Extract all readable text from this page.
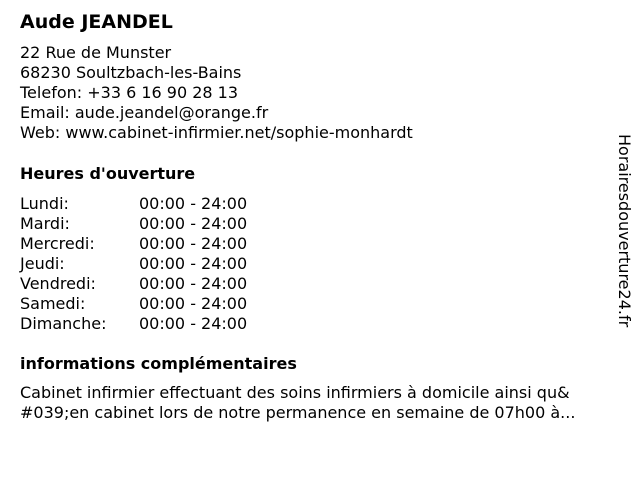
Aude JEANDEL
22 Rue de Munster
68230 Soultzbach-les-Bains
Telefon: +33 6 16 90 28 13
Email: aude.jeandel@orange.fr
Web: www.cabinet-infirmier.net/sophie-monhardt
Heures d'ouverture
Lundi:	00:00 - 24:00
Mardi:	00:00 - 24:00
Mercredi:	00:00 - 24:00
Jeudi:	00:00 - 24:00
Vendredi:	00:00 - 24:00
Samedi:	00:00 - 24:00
Dimanche: 00:00 - 24:00
informations complémentaires
Cabinet infirmier effectuant des soins infirmiers à domicile ainsi qu&
#039;en cabinet lors de notre permanence en semaine de 07h00 à...
Horairesdouverture24.fr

★ ★ ★ ★

◆ Problem details: Copy each line in full and exactly, omitting any picture.

◆ Answer:
Extract all readable text from this page.
Aude JEANDEL
22 Rue de Munster
68230 Soultzbach-les-Bains
Telefon: +33 6 16 90 28 13
Email: aude.jeandel@orange.fr
Web: www.cabinet-infirmier.net/sophie-monhardt
Heures d'ouverture
Lundi:	00:00 - 24:00
Mardi:	00:00 - 24:00
Mercredi:	00:00 - 24:00
Jeudi:	00:00 - 24:00
Vendredi:	00:00 - 24:00
Samedi:	00:00 - 24:00
Dimanche: 00:00 - 24:00
informations complémentaires
Cabinet infirmier effectuant des soins infirmiers à domicile ainsi qu&
#039;en cabinet lors de notre permanence en semaine de 07h00 à...
Horairesdouverture24.fr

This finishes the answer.